— Instruction A —
Count how many lines of the entries contain the word "basale", with case counting. Give only the number.

— Passage to read —
These lines are highly presumptuous. It is impossible, even for a very high Hierophant, in any of his states whatever, to gaze into his Guru’s goal,(9) his subjective consciousness can but barely come up to the level of the normal or objective consciousness of his Guru. It is only during the initiation that the initiated sees not only his own immediate goal, but also Nirvana, which of course includes his Guru’s goal also; but after the ceremony is over he recollects only his own immediate goal for his next “class.” but nothing beyond that.(10) This is what is meant by the God Jehovah saying to Moses: “And I will take away mine hand and Thou shalt see my back, but my face shall not be seen.” And in The Rig Veda it is said:(11) “Dark is the path of Thee, who are bright: the light is before Thee.”

Mr. Hellon opens his poem with a quotation from Zanoni:

“Man’s first initiation is in trance; in dreams commence all human knowledge, in dreams he hovers over measureless space, the first faint bridge between spirit and spirit—this world and the world beyond.”

As this is a passage often quoted approvingly, and recognized as containing no misconceptions, I may be permitted to pass a few remarks, first, upon its intrinsic merits, and secondly, on Lytton himself and his Zanoni. I shall not speak of the rage which prevails among mystical writers for quoting without understanding what they quote.

— Data to use —
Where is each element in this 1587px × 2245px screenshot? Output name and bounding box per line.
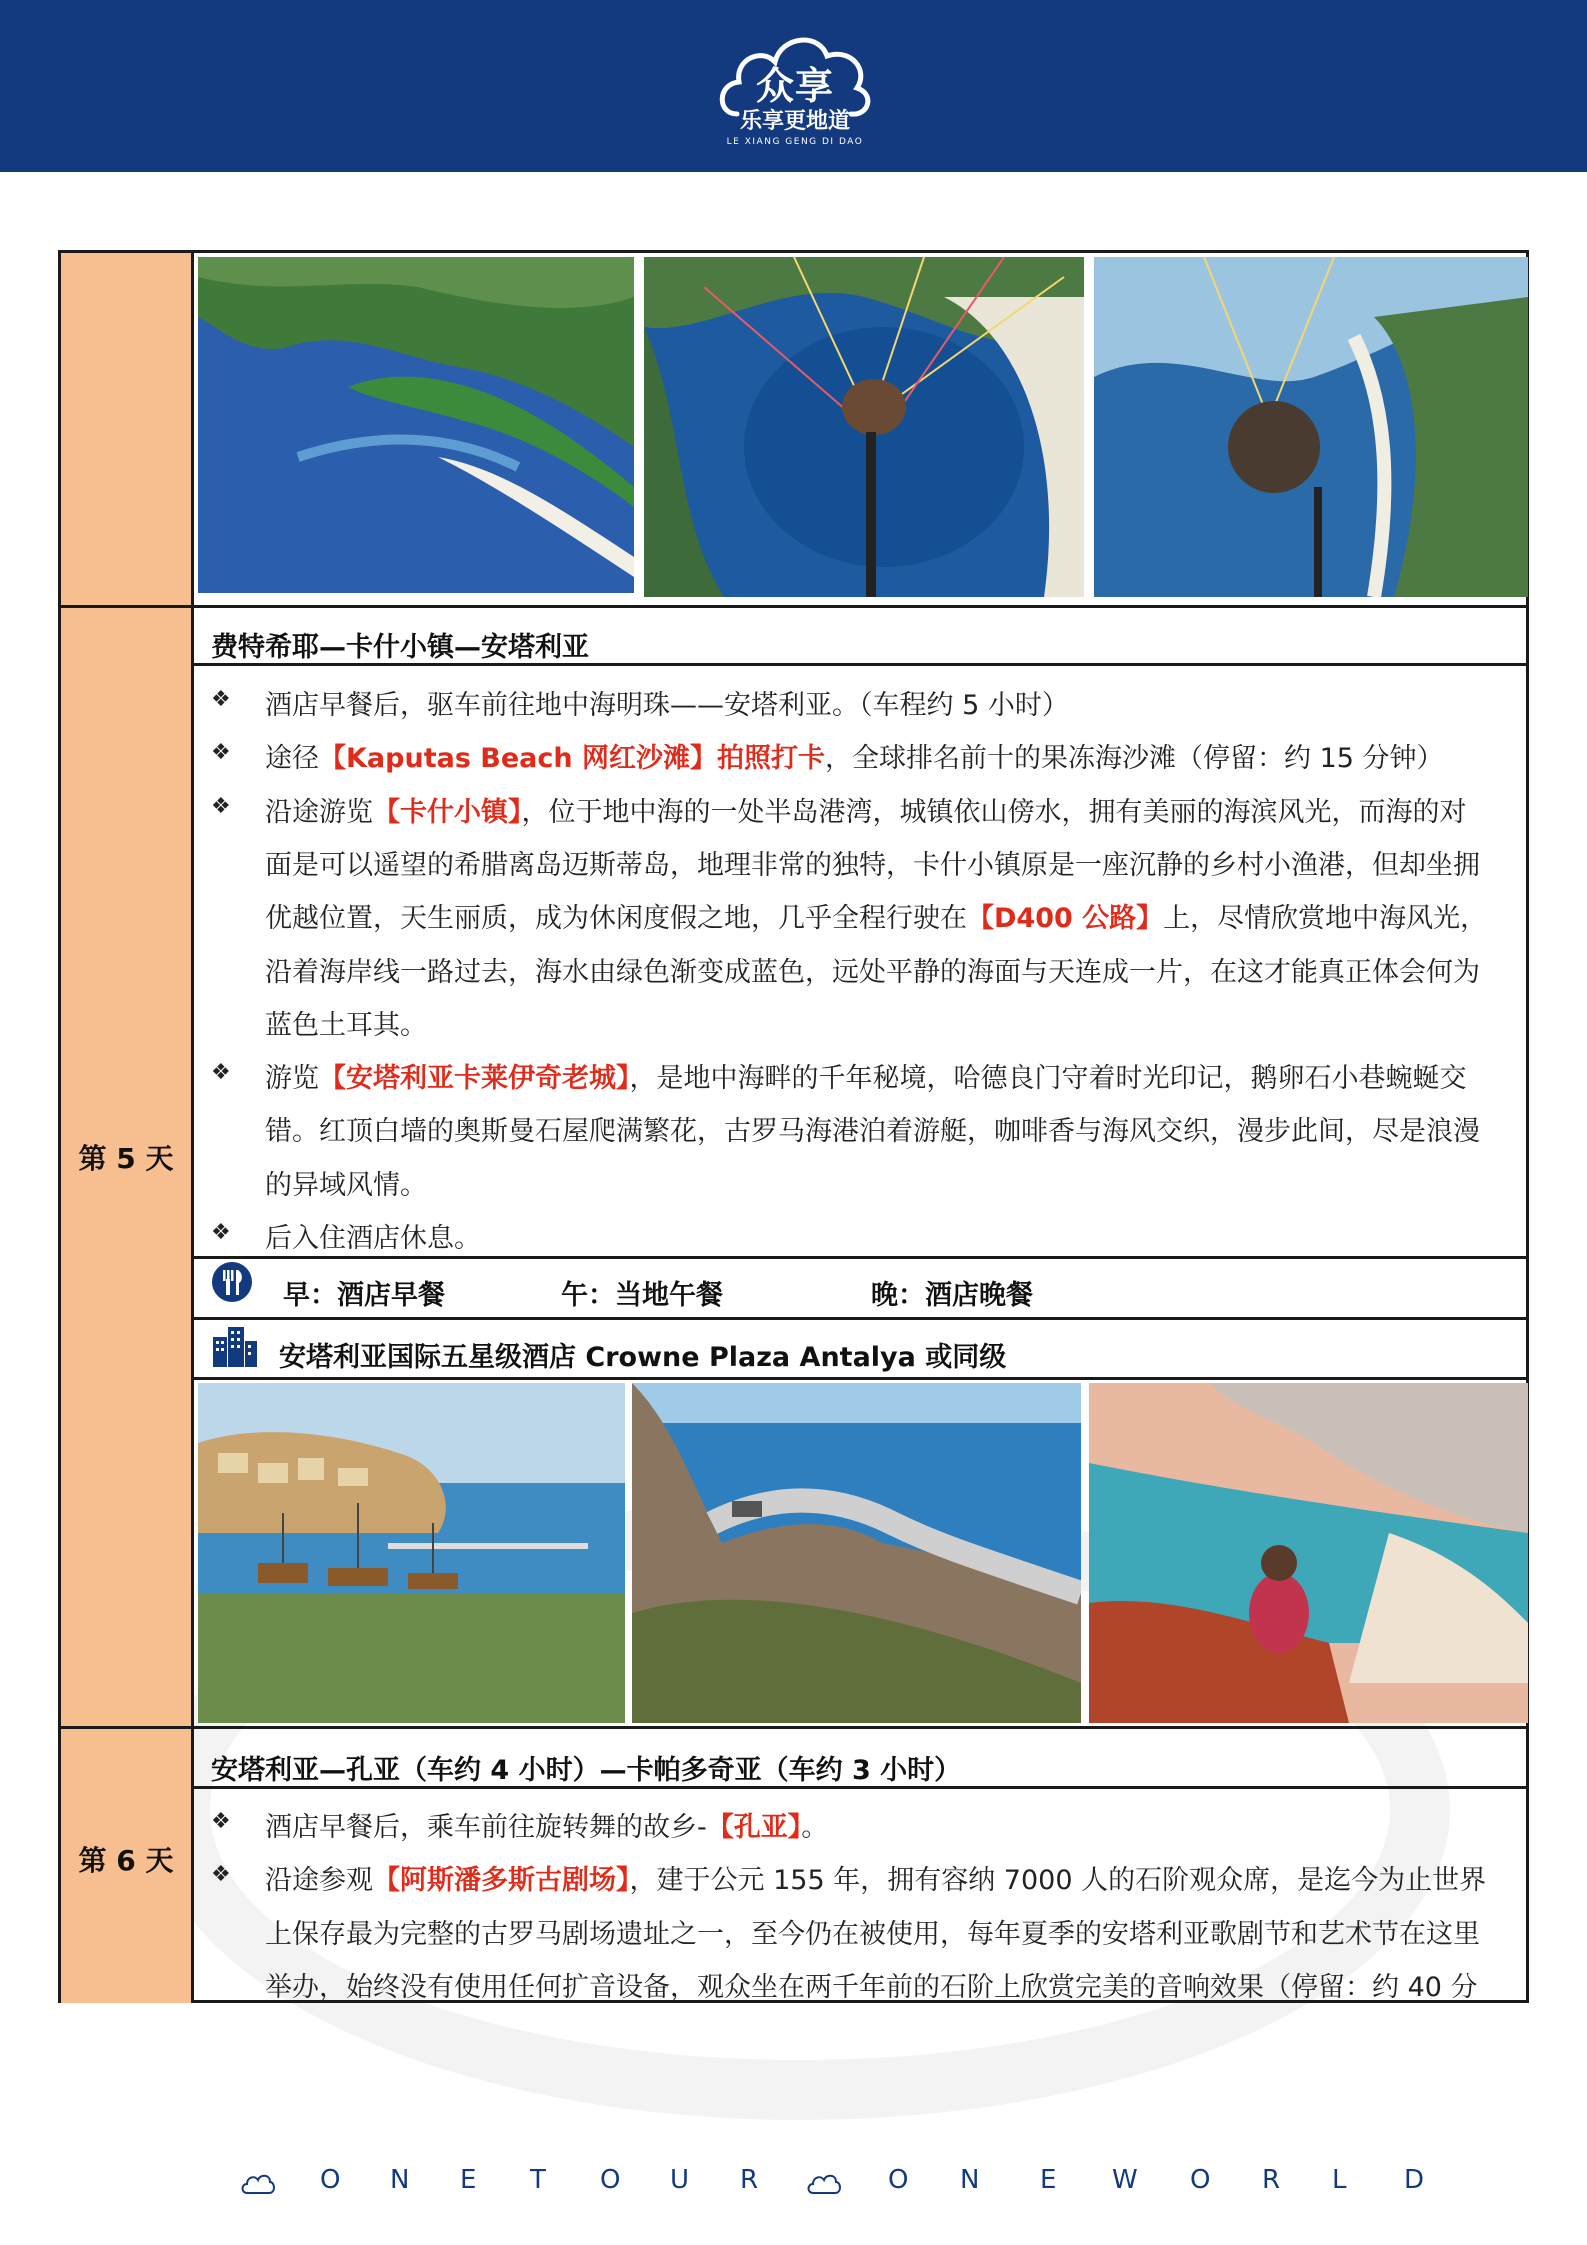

* * *

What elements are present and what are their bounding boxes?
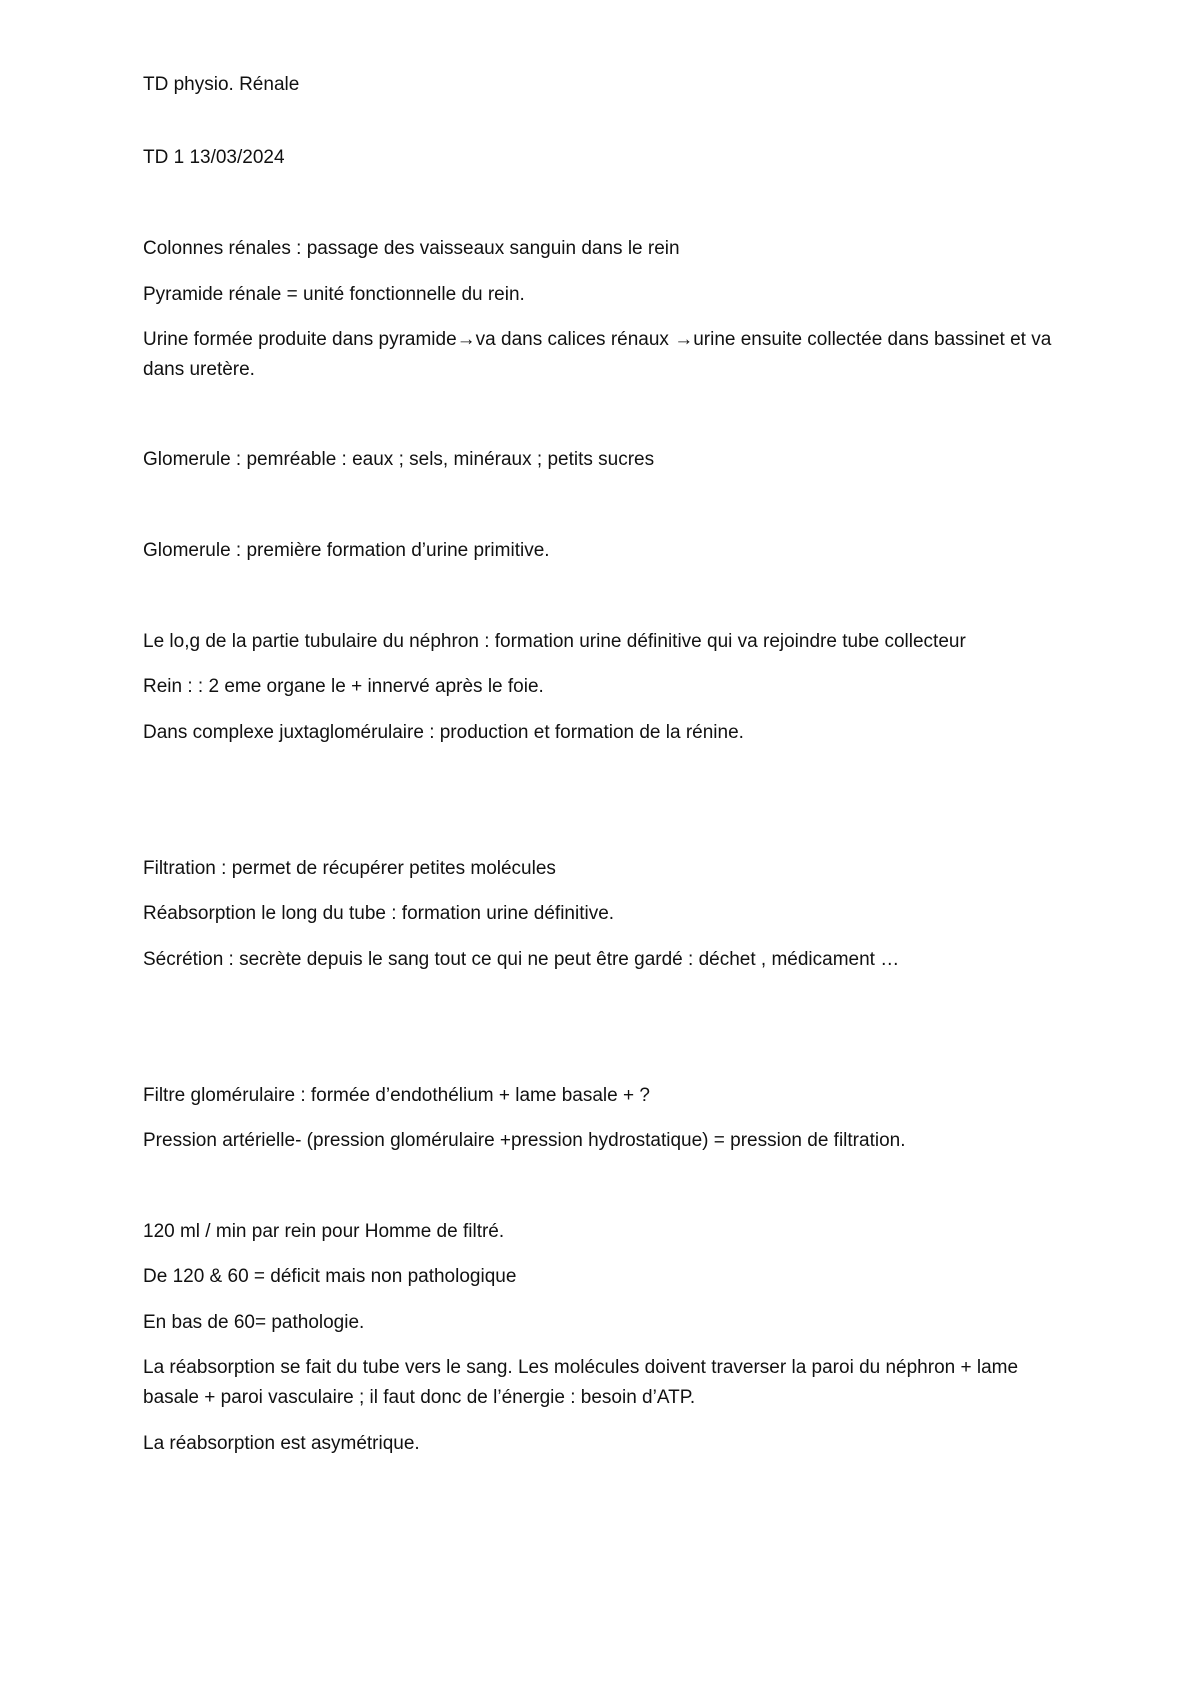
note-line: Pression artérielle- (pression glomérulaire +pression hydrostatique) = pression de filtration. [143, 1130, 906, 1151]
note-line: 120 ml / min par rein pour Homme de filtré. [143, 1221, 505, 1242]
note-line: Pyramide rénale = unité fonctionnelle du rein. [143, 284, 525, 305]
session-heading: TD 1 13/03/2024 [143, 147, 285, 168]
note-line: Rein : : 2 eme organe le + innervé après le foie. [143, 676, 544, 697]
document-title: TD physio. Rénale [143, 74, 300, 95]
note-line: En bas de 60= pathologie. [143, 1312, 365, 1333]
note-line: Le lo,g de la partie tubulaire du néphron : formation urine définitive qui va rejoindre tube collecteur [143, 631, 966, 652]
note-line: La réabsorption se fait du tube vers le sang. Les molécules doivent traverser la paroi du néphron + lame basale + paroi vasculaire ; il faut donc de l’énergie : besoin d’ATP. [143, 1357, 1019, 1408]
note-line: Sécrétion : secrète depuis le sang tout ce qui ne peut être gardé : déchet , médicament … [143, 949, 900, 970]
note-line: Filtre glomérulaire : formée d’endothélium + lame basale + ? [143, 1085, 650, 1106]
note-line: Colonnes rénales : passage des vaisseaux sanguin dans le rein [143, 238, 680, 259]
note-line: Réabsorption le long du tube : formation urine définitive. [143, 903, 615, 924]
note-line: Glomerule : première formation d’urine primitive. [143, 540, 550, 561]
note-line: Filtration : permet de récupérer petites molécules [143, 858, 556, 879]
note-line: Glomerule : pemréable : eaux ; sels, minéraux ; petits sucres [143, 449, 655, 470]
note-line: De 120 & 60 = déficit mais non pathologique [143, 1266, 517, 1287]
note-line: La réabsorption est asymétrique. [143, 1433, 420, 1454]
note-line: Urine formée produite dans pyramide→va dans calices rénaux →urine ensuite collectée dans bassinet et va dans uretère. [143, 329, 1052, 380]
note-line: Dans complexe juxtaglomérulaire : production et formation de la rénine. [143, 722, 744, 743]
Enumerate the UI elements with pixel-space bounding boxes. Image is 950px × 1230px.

...

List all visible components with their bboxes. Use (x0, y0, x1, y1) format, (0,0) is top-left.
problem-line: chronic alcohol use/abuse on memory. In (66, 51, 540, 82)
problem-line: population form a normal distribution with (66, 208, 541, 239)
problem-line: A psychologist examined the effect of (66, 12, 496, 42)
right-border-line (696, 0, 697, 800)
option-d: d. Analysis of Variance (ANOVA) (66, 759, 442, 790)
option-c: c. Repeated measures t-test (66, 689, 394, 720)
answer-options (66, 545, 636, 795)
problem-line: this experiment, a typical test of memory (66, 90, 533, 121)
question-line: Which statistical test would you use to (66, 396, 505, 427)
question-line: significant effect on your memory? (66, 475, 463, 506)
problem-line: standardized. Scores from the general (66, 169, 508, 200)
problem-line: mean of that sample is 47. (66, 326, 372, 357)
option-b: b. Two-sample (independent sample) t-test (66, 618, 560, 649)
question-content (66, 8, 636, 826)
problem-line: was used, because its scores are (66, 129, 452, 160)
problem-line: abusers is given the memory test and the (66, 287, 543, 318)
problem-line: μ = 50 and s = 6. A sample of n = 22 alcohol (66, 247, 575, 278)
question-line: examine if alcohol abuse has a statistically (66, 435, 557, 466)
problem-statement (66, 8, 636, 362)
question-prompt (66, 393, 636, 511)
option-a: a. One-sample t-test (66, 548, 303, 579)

— Instruction B —
In the passage about initiation, whose poem opens with a quotation from Zanoni?

— Right answer A —
2

— Right answer B —
Mr. Hellon's poem.